[Figure contents as structured data]

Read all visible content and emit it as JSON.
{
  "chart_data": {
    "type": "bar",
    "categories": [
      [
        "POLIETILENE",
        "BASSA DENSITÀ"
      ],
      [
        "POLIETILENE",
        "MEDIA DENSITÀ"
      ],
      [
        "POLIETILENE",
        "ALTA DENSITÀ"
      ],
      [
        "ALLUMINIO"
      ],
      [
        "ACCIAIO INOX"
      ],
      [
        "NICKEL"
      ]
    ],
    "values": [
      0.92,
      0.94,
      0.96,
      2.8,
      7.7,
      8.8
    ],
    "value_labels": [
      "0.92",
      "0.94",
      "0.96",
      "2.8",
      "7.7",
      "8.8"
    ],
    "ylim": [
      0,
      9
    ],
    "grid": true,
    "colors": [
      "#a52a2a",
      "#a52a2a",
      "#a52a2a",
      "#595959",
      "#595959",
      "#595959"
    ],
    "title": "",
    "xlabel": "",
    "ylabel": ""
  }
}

Your task → All of the data needs to be reproduced exactly, with no line missing.

Reply →
Read all visible content and emit it as JSON.
{
  "chart_data": {
    "type": "bar",
    "categories": [
      [
        "POLIETILENE",
        "BASSA DENSITÀ"
      ],
      [
        "POLIETILENE",
        "MEDIA DENSITÀ"
      ],
      [
        "POLIETILENE",
        "ALTA DENSITÀ"
      ],
      [
        "ALLUMINIO"
      ],
      [
        "ACCIAIO INOX"
      ],
      [
        "NICKEL"
      ]
    ],
    "values": [
      0.92,
      0.94,
      0.96,
      2.8,
      7.7,
      8.8
    ],
    "value_labels": [
      "0.92",
      "0.94",
      "0.96",
      "2.8",
      "7.7",
      "8.8"
    ],
    "ylim": [
      0,
      9
    ],
    "grid": true,
    "colors": [
      "#a52a2a",
      "#a52a2a",
      "#a52a2a",
      "#595959",
      "#595959",
      "#595959"
    ],
    "title": "",
    "xlabel": "",
    "ylabel": ""
  }
}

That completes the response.